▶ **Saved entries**

........

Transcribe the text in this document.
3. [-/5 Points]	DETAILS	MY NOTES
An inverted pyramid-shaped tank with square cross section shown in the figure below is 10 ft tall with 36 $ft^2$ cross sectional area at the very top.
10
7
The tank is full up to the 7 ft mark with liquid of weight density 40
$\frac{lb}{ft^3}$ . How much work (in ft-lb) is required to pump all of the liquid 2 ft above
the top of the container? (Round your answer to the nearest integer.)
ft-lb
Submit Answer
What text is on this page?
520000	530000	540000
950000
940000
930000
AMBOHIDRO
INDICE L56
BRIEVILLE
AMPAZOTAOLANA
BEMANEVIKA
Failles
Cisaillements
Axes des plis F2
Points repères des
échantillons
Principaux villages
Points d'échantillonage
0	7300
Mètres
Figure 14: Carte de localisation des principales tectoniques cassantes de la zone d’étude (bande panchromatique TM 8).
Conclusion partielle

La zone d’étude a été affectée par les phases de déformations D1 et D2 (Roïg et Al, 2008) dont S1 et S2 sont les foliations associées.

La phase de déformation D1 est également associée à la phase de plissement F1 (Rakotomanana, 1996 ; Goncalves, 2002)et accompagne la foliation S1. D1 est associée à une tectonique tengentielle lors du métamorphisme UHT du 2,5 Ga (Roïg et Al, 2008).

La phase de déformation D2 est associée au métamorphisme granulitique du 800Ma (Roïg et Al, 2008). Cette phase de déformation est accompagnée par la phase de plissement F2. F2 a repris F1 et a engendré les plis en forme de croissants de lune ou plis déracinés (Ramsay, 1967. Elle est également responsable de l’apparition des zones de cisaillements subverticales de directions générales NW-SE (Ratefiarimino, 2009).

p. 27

........

Each line that holds the word "text" should be extracted from the records.

▶ **Task response**
Transcribe the text in this document.
What text is on this page?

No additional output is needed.